## YOUR TASK
Copy each record exactly as it reads, leaving out any pictures it holds.

----------------

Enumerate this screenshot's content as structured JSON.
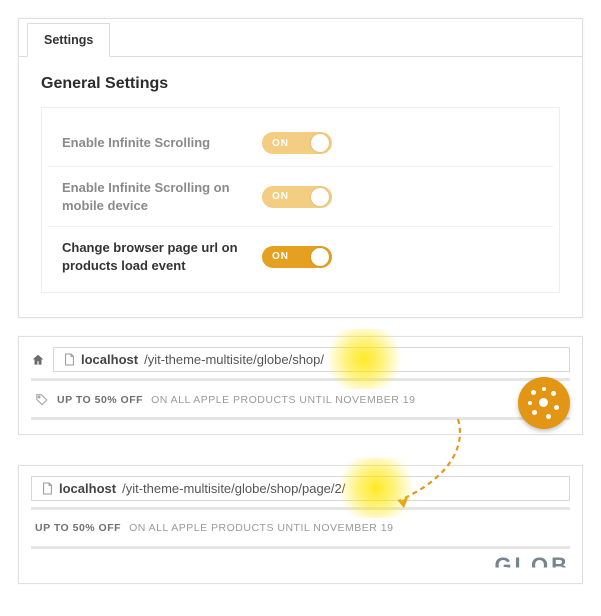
{
  "tab": {
    "label": "Settings"
  },
  "section_title": "General Settings",
  "rows": [
    {
      "label": "Enable Infinite Scrolling",
      "toggle_text": "ON",
      "variant": "light"
    },
    {
      "label": "Enable Infinite Scrolling on mobile device",
      "toggle_text": "ON",
      "variant": "light"
    },
    {
      "label": "Change browser page url on products load event",
      "toggle_text": "ON",
      "variant": "dark"
    }
  ],
  "browser1": {
    "url_host": "localhost",
    "url_path": "/yit-theme-multisite/globe/shop/",
    "promo_bold": "UP TO 50% OFF",
    "promo_rest": " ON ALL APPLE PRODUCTS UNTIL NOVEMBER 19"
  },
  "browser2": {
    "url_host": "localhost",
    "url_path": "/yit-theme-multisite/globe/shop/page/2/",
    "promo_bold": "UP TO 50% OFF",
    "promo_rest": " ON ALL APPLE PRODUCTS UNTIL NOVEMBER 19"
  },
  "brand_partial": "GLOB",
  "colors": {
    "toggle_light": "#f3cd82",
    "toggle_dark": "#e5a020",
    "glow": "#ffeb00",
    "arrow": "#e09a1e"
  }
}
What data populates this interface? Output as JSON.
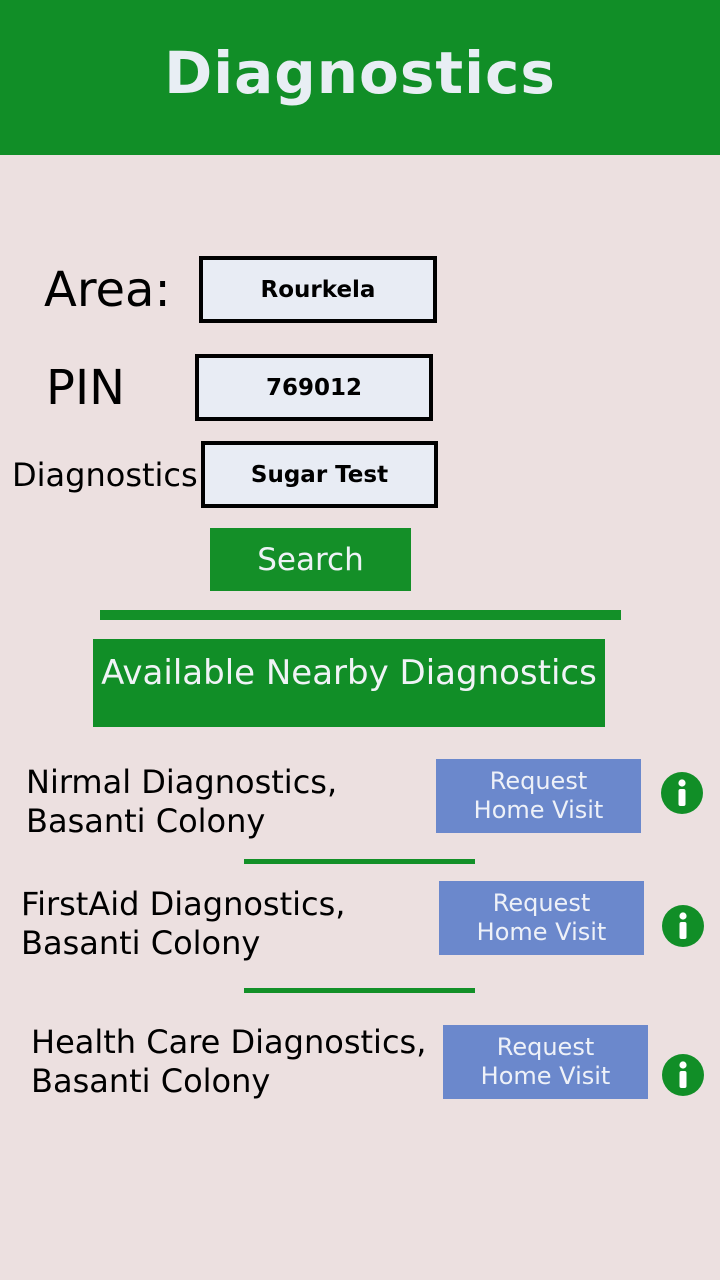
{
  "header": {
    "title": "Diagnostics"
  },
  "form": {
    "area_label": "Area:",
    "area_value": "Rourkela",
    "pin_label": "PIN",
    "pin_value": "769012",
    "diagnostics_label": "Diagnostics",
    "diagnostics_value": "Sugar Test",
    "search_label": "Search"
  },
  "results": {
    "heading": "Available Nearby Diagnostics",
    "items": [
      {
        "name_line1": "Nirmal Diagnostics,",
        "name_line2": "Basanti Colony",
        "button_line1": "Request",
        "button_line2": "Home Visit"
      },
      {
        "name_line1": "FirstAid Diagnostics,",
        "name_line2": "Basanti Colony",
        "button_line1": "Request",
        "button_line2": "Home Visit"
      },
      {
        "name_line1": "Health Care Diagnostics,",
        "name_line2": "Basanti Colony",
        "button_line1": "Request",
        "button_line2": "Home Visit"
      }
    ]
  },
  "icons": {
    "info": "info-icon"
  },
  "colors": {
    "primary_green": "#118e27",
    "button_blue": "#6b88cc",
    "background": "#ece0e0"
  }
}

----------------

## EXERCISE RESULT
Enumerate this screenshot's content as structured JSON.
{
  "tab": {
    "label": "Settings"
  },
  "section_title": "General Settings",
  "rows": [
    {
      "label": "Enable Infinite Scrolling",
      "toggle_text": "ON",
      "variant": "light"
    },
    {
      "label": "Enable Infinite Scrolling on mobile device",
      "toggle_text": "ON",
      "variant": "light"
    },
    {
      "label": "Change browser page url on products load event",
      "toggle_text": "ON",
      "variant": "dark"
    }
  ],
  "browser1": {
    "url_host": "localhost",
    "url_path": "/yit-theme-multisite/globe/shop/",
    "promo_bold": "UP TO 50% OFF",
    "promo_rest": " ON ALL APPLE PRODUCTS UNTIL NOVEMBER 19"
  },
  "browser2": {
    "url_host": "localhost",
    "url_path": "/yit-theme-multisite/globe/shop/page/2/",
    "promo_bold": "UP TO 50% OFF",
    "promo_rest": " ON ALL APPLE PRODUCTS UNTIL NOVEMBER 19"
  },
  "brand_partial": "GLOB",
  "colors": {
    "toggle_light": "#f3cd82",
    "toggle_dark": "#e5a020",
    "glow": "#ffeb00",
    "arrow": "#e09a1e"
  }
}
What data populates this interface? Output as JSON.
{
  "header": {
    "title": "Diagnostics"
  },
  "form": {
    "area_label": "Area:",
    "area_value": "Rourkela",
    "pin_label": "PIN",
    "pin_value": "769012",
    "diagnostics_label": "Diagnostics",
    "diagnostics_value": "Sugar Test",
    "search_label": "Search"
  },
  "results": {
    "heading": "Available Nearby Diagnostics",
    "items": [
      {
        "name_line1": "Nirmal Diagnostics,",
        "name_line2": "Basanti Colony",
        "button_line1": "Request",
        "button_line2": "Home Visit"
      },
      {
        "name_line1": "FirstAid Diagnostics,",
        "name_line2": "Basanti Colony",
        "button_line1": "Request",
        "button_line2": "Home Visit"
      },
      {
        "name_line1": "Health Care Diagnostics,",
        "name_line2": "Basanti Colony",
        "button_line1": "Request",
        "button_line2": "Home Visit"
      }
    ]
  },
  "icons": {
    "info": "info-icon"
  },
  "colors": {
    "primary_green": "#118e27",
    "button_blue": "#6b88cc",
    "background": "#ece0e0"
  }
}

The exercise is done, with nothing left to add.